Data entries:
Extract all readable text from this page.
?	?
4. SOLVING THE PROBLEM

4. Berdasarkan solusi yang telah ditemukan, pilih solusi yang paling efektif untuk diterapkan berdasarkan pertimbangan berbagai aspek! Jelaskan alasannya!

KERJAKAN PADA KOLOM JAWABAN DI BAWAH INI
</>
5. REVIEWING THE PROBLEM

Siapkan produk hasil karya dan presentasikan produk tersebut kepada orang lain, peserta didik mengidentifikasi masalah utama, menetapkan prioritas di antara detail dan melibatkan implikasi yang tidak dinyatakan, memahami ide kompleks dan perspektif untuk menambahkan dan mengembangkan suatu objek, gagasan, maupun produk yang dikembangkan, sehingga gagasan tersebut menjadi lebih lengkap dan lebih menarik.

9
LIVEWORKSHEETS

Stated task:
Copy each line from the data above that includes "PROBLEM".

Solution to this task:
4. SOLVING THE PROBLEM
5. REVIEWING THE PROBLEM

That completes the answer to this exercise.